**GOAL:** Using the listing beneath this task, count the lines with the word "screenshot" and write only the result.

**Records from a collection:**
** START **
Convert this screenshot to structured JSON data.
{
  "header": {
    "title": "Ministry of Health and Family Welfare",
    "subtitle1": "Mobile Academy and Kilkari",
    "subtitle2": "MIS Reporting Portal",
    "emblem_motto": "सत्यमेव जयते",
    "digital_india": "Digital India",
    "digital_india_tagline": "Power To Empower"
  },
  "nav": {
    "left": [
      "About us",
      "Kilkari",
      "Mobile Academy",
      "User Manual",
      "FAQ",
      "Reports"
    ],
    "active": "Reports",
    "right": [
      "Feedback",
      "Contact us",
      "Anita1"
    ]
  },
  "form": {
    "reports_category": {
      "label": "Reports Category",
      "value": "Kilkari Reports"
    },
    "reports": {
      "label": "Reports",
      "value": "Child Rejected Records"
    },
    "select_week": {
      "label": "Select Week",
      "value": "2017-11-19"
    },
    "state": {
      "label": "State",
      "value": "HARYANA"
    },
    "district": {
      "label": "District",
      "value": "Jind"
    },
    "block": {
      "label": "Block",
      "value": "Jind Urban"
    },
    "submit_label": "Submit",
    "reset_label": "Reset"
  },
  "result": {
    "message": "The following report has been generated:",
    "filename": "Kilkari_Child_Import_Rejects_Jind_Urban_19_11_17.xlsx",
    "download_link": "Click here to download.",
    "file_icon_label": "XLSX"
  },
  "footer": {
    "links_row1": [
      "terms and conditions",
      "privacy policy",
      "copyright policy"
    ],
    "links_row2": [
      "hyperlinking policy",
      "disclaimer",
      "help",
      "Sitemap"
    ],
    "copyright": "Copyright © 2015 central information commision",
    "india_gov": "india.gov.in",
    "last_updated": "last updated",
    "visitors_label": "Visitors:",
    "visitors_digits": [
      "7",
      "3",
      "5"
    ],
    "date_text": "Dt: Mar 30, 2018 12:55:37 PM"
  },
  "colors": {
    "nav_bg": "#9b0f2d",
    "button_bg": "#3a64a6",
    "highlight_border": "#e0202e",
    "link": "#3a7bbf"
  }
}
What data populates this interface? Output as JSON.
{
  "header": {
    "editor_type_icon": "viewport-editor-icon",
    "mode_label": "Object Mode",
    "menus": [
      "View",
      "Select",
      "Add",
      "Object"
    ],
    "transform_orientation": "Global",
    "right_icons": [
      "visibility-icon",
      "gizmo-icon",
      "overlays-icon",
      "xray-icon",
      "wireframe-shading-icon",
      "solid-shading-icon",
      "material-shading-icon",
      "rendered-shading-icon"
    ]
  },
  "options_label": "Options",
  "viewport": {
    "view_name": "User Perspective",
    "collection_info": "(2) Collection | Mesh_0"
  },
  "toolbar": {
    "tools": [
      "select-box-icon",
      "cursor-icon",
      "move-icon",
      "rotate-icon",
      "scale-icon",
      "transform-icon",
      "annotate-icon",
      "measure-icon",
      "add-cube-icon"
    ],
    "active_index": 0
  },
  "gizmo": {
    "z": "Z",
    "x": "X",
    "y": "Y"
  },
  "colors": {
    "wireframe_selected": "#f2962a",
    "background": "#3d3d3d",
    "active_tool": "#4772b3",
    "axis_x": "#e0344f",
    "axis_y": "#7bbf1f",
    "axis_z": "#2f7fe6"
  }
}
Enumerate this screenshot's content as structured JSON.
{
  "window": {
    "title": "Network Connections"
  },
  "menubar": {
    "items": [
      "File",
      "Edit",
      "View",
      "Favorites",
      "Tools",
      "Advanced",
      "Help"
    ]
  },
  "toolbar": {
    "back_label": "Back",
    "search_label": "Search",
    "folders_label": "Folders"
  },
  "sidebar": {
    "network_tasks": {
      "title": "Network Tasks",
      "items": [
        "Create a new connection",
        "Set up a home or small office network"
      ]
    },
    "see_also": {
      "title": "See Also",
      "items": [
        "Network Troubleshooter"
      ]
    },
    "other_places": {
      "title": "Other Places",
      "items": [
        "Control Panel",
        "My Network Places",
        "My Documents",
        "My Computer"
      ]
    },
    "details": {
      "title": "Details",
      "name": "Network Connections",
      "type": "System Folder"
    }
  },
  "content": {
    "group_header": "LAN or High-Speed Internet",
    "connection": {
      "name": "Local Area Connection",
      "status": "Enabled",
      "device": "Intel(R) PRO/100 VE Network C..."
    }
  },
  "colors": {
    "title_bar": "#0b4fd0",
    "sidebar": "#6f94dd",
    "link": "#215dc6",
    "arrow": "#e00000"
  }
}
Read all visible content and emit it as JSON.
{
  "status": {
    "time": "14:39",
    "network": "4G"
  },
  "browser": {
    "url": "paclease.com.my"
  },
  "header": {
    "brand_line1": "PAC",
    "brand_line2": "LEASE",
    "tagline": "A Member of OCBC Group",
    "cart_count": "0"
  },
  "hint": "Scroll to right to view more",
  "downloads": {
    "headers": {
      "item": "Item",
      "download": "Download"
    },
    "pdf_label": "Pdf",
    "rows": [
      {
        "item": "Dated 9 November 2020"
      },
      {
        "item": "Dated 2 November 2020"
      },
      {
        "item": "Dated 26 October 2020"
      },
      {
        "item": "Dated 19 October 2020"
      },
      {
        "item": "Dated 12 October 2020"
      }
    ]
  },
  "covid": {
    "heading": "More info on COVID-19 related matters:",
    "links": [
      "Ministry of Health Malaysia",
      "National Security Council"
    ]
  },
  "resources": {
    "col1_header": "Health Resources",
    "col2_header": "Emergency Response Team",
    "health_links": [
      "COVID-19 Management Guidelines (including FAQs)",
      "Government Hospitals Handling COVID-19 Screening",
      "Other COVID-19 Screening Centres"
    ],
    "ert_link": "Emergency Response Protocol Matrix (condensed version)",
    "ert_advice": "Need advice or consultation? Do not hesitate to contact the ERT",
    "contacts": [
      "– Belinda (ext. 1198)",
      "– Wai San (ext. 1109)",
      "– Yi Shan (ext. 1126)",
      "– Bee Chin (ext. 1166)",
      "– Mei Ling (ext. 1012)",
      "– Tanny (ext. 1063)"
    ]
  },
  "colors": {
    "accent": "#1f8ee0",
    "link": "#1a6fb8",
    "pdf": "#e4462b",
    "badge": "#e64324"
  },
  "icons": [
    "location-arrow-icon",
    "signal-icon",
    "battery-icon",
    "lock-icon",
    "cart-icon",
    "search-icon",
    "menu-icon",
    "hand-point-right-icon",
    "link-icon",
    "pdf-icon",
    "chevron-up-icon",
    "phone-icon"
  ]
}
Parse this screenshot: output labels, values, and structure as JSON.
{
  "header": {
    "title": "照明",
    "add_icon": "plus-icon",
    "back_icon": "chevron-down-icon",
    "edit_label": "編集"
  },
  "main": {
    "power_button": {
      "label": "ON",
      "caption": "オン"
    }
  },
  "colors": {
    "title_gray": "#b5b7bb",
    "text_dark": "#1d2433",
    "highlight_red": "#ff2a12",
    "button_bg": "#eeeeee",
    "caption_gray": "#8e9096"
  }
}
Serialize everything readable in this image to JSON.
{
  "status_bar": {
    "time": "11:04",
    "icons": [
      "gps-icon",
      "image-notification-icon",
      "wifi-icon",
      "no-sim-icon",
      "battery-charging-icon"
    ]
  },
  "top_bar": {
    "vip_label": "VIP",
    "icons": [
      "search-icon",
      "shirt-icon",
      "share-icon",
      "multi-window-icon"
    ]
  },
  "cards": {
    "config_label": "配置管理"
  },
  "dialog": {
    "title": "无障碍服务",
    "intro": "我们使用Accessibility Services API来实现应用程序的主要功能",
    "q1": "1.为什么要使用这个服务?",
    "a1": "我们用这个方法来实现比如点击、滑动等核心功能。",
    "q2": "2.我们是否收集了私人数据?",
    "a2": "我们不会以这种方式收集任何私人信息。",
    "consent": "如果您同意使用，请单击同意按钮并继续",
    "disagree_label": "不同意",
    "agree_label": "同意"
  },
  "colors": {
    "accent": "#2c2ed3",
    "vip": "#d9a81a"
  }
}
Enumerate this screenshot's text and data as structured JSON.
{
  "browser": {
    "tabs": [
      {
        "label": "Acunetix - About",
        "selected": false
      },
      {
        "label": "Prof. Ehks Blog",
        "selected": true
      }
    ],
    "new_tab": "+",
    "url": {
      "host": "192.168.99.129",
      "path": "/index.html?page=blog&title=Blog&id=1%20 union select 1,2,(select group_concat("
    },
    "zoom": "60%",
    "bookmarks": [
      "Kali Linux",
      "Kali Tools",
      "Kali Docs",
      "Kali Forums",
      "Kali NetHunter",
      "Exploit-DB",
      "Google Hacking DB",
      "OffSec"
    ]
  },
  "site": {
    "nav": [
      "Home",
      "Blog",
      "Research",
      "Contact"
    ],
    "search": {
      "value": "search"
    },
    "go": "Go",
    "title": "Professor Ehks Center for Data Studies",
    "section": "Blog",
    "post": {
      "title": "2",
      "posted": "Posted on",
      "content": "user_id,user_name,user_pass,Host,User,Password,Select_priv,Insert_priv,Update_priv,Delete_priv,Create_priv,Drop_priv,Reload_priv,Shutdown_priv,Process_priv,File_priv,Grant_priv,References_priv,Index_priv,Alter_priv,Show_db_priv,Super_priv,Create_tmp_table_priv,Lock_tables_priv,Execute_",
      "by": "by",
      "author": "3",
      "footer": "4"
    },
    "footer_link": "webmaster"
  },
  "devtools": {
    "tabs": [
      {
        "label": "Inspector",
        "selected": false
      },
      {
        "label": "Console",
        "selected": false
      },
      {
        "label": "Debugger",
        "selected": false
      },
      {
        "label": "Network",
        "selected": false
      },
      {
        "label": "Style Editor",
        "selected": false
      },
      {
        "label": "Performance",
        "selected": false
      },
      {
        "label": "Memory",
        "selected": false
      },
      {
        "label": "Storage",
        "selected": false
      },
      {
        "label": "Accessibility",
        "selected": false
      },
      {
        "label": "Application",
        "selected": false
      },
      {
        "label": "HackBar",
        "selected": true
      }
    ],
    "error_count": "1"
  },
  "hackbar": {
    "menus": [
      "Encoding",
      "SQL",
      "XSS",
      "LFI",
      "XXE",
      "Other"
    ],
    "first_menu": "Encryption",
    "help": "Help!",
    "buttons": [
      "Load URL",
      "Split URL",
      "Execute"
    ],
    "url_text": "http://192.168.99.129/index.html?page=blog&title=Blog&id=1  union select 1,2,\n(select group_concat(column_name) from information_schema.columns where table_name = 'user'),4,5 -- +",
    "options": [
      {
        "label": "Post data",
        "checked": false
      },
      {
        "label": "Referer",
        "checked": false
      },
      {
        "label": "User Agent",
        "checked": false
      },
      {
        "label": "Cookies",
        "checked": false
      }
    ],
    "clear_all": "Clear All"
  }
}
** END **
**EXERCISE RESULT:** 4